[Records about charts and figures]

** begin **

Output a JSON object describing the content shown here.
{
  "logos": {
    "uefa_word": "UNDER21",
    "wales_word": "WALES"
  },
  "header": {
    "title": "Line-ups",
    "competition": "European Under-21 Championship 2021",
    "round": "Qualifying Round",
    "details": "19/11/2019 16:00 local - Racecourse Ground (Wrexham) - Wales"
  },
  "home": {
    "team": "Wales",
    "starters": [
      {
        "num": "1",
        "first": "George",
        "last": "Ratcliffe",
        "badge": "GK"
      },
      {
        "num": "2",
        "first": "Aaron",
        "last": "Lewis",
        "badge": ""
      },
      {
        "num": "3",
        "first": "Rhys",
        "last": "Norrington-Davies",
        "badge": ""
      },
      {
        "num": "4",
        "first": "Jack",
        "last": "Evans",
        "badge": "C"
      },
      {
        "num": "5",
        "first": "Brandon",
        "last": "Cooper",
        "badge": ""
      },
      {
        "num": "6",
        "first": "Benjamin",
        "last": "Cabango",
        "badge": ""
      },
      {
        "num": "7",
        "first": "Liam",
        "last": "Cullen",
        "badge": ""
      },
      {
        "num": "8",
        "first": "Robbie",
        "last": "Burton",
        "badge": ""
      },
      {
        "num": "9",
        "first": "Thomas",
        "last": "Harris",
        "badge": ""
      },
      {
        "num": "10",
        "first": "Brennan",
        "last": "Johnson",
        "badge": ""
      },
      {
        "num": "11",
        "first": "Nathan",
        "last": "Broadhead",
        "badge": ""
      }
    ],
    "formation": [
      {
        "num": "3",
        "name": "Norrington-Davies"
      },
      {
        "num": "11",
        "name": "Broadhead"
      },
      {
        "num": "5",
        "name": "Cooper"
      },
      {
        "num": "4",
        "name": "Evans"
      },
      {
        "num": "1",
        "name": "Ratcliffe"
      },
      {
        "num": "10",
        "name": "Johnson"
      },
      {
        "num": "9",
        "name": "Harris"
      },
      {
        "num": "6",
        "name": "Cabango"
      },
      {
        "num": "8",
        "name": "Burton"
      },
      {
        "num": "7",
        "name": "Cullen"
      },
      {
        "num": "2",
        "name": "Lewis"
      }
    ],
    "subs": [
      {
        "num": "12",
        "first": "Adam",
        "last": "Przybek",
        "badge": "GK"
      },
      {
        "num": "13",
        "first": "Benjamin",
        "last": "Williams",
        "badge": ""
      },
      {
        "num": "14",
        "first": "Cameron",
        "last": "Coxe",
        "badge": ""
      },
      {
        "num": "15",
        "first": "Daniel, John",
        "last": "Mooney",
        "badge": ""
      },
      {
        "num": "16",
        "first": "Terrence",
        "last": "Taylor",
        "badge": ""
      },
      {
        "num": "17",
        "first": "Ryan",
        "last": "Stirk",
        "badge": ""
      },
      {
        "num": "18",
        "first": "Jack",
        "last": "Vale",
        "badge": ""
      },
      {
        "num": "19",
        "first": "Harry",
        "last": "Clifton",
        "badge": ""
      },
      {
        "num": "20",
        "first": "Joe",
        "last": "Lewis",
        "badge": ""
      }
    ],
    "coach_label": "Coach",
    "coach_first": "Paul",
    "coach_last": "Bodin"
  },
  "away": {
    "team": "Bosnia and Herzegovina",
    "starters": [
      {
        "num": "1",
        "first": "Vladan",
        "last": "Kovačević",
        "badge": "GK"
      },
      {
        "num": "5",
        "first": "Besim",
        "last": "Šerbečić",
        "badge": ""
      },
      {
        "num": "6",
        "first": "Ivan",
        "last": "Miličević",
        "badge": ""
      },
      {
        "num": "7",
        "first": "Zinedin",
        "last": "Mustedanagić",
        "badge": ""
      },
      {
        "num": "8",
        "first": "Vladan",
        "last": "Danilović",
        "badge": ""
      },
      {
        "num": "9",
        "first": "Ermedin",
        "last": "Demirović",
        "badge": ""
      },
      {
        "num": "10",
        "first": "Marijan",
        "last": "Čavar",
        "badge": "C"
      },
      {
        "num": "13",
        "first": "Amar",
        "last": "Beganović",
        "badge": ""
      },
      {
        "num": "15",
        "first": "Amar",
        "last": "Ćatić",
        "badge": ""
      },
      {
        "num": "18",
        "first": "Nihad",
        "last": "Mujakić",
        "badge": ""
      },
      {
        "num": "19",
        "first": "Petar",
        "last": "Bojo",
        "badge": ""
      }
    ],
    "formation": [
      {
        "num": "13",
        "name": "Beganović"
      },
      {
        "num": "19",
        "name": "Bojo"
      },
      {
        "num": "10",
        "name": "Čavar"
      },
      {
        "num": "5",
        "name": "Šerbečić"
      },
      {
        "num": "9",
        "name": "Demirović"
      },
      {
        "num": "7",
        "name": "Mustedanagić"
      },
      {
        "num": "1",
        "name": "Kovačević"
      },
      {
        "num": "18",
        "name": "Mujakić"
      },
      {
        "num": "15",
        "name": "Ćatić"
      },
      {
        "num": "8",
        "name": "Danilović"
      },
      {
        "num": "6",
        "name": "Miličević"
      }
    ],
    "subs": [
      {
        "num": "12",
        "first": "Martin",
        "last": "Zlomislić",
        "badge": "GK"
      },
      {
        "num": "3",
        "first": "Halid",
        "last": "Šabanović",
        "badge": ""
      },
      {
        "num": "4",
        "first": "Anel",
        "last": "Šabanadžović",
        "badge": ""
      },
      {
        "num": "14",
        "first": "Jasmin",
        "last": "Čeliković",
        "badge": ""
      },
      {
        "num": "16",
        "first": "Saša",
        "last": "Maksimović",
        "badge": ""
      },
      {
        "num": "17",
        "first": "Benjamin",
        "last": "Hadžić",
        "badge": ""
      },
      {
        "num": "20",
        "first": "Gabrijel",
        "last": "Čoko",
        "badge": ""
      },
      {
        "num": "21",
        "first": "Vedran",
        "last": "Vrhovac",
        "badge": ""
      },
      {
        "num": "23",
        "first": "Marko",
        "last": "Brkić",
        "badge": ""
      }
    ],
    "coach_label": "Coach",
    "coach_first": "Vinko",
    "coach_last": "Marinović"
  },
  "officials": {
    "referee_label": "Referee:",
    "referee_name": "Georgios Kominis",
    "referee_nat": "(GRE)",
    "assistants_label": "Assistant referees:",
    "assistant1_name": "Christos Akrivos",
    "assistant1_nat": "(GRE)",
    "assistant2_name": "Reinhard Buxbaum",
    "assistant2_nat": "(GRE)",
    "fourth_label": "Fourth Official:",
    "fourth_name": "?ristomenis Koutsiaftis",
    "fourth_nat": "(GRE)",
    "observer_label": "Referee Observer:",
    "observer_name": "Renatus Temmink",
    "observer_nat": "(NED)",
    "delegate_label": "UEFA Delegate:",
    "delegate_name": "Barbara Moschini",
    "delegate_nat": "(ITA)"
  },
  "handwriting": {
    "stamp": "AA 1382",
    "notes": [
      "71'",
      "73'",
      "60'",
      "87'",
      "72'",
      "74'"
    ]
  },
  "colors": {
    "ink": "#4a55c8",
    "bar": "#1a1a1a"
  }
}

** end **

**Written request:**
Write the data back out verbatim.

**Correct output:**
Output a JSON object describing the content shown here.
{
  "logos": {
    "uefa_word": "UNDER21",
    "wales_word": "WALES"
  },
  "header": {
    "title": "Line-ups",
    "competition": "European Under-21 Championship 2021",
    "round": "Qualifying Round",
    "details": "19/11/2019 16:00 local - Racecourse Ground (Wrexham) - Wales"
  },
  "home": {
    "team": "Wales",
    "starters": [
      {
        "num": "1",
        "first": "George",
        "last": "Ratcliffe",
        "badge": "GK"
      },
      {
        "num": "2",
        "first": "Aaron",
        "last": "Lewis",
        "badge": ""
      },
      {
        "num": "3",
        "first": "Rhys",
        "last": "Norrington-Davies",
        "badge": ""
      },
      {
        "num": "4",
        "first": "Jack",
        "last": "Evans",
        "badge": "C"
      },
      {
        "num": "5",
        "first": "Brandon",
        "last": "Cooper",
        "badge": ""
      },
      {
        "num": "6",
        "first": "Benjamin",
        "last": "Cabango",
        "badge": ""
      },
      {
        "num": "7",
        "first": "Liam",
        "last": "Cullen",
        "badge": ""
      },
      {
        "num": "8",
        "first": "Robbie",
        "last": "Burton",
        "badge": ""
      },
      {
        "num": "9",
        "first": "Thomas",
        "last": "Harris",
        "badge": ""
      },
      {
        "num": "10",
        "first": "Brennan",
        "last": "Johnson",
        "badge": ""
      },
      {
        "num": "11",
        "first": "Nathan",
        "last": "Broadhead",
        "badge": ""
      }
    ],
    "formation": [
      {
        "num": "3",
        "name": "Norrington-Davies"
      },
      {
        "num": "11",
        "name": "Broadhead"
      },
      {
        "num": "5",
        "name": "Cooper"
      },
      {
        "num": "4",
        "name": "Evans"
      },
      {
        "num": "1",
        "name": "Ratcliffe"
      },
      {
        "num": "10",
        "name": "Johnson"
      },
      {
        "num": "9",
        "name": "Harris"
      },
      {
        "num": "6",
        "name": "Cabango"
      },
      {
        "num": "8",
        "name": "Burton"
      },
      {
        "num": "7",
        "name": "Cullen"
      },
      {
        "num": "2",
        "name": "Lewis"
      }
    ],
    "subs": [
      {
        "num": "12",
        "first": "Adam",
        "last": "Przybek",
        "badge": "GK"
      },
      {
        "num": "13",
        "first": "Benjamin",
        "last": "Williams",
        "badge": ""
      },
      {
        "num": "14",
        "first": "Cameron",
        "last": "Coxe",
        "badge": ""
      },
      {
        "num": "15",
        "first": "Daniel, John",
        "last": "Mooney",
        "badge": ""
      },
      {
        "num": "16",
        "first": "Terrence",
        "last": "Taylor",
        "badge": ""
      },
      {
        "num": "17",
        "first": "Ryan",
        "last": "Stirk",
        "badge": ""
      },
      {
        "num": "18",
        "first": "Jack",
        "last": "Vale",
        "badge": ""
      },
      {
        "num": "19",
        "first": "Harry",
        "last": "Clifton",
        "badge": ""
      },
      {
        "num": "20",
        "first": "Joe",
        "last": "Lewis",
        "badge": ""
      }
    ],
    "coach_label": "Coach",
    "coach_first": "Paul",
    "coach_last": "Bodin"
  },
  "away": {
    "team": "Bosnia and Herzegovina",
    "starters": [
      {
        "num": "1",
        "first": "Vladan",
        "last": "Kovačević",
        "badge": "GK"
      },
      {
        "num": "5",
        "first": "Besim",
        "last": "Šerbečić",
        "badge": ""
      },
      {
        "num": "6",
        "first": "Ivan",
        "last": "Miličević",
        "badge": ""
      },
      {
        "num": "7",
        "first": "Zinedin",
        "last": "Mustedanagić",
        "badge": ""
      },
      {
        "num": "8",
        "first": "Vladan",
        "last": "Danilović",
        "badge": ""
      },
      {
        "num": "9",
        "first": "Ermedin",
        "last": "Demirović",
        "badge": ""
      },
      {
        "num": "10",
        "first": "Marijan",
        "last": "Čavar",
        "badge": "C"
      },
      {
        "num": "13",
        "first": "Amar",
        "last": "Beganović",
        "badge": ""
      },
      {
        "num": "15",
        "first": "Amar",
        "last": "Ćatić",
        "badge": ""
      },
      {
        "num": "18",
        "first": "Nihad",
        "last": "Mujakić",
        "badge": ""
      },
      {
        "num": "19",
        "first": "Petar",
        "last": "Bojo",
        "badge": ""
      }
    ],
    "formation": [
      {
        "num": "13",
        "name": "Beganović"
      },
      {
        "num": "19",
        "name": "Bojo"
      },
      {
        "num": "10",
        "name": "Čavar"
      },
      {
        "num": "5",
        "name": "Šerbečić"
      },
      {
        "num": "9",
        "name": "Demirović"
      },
      {
        "num": "7",
        "name": "Mustedanagić"
      },
      {
        "num": "1",
        "name": "Kovačević"
      },
      {
        "num": "18",
        "name": "Mujakić"
      },
      {
        "num": "15",
        "name": "Ćatić"
      },
      {
        "num": "8",
        "name": "Danilović"
      },
      {
        "num": "6",
        "name": "Miličević"
      }
    ],
    "subs": [
      {
        "num": "12",
        "first": "Martin",
        "last": "Zlomislić",
        "badge": "GK"
      },
      {
        "num": "3",
        "first": "Halid",
        "last": "Šabanović",
        "badge": ""
      },
      {
        "num": "4",
        "first": "Anel",
        "last": "Šabanadžović",
        "badge": ""
      },
      {
        "num": "14",
        "first": "Jasmin",
        "last": "Čeliković",
        "badge": ""
      },
      {
        "num": "16",
        "first": "Saša",
        "last": "Maksimović",
        "badge": ""
      },
      {
        "num": "17",
        "first": "Benjamin",
        "last": "Hadžić",
        "badge": ""
      },
      {
        "num": "20",
        "first": "Gabrijel",
        "last": "Čoko",
        "badge": ""
      },
      {
        "num": "21",
        "first": "Vedran",
        "last": "Vrhovac",
        "badge": ""
      },
      {
        "num": "23",
        "first": "Marko",
        "last": "Brkić",
        "badge": ""
      }
    ],
    "coach_label": "Coach",
    "coach_first": "Vinko",
    "coach_last": "Marinović"
  },
  "officials": {
    "referee_label": "Referee:",
    "referee_name": "Georgios Kominis",
    "referee_nat": "(GRE)",
    "assistants_label": "Assistant referees:",
    "assistant1_name": "Christos Akrivos",
    "assistant1_nat": "(GRE)",
    "assistant2_name": "Reinhard Buxbaum",
    "assistant2_nat": "(GRE)",
    "fourth_label": "Fourth Official:",
    "fourth_name": "?ristomenis Koutsiaftis",
    "fourth_nat": "(GRE)",
    "observer_label": "Referee Observer:",
    "observer_name": "Renatus Temmink",
    "observer_nat": "(NED)",
    "delegate_label": "UEFA Delegate:",
    "delegate_name": "Barbara Moschini",
    "delegate_nat": "(ITA)"
  },
  "handwriting": {
    "stamp": "AA 1382",
    "notes": [
      "71'",
      "73'",
      "60'",
      "87'",
      "72'",
      "74'"
    ]
  },
  "colors": {
    "ink": "#4a55c8",
    "bar": "#1a1a1a"
  }
}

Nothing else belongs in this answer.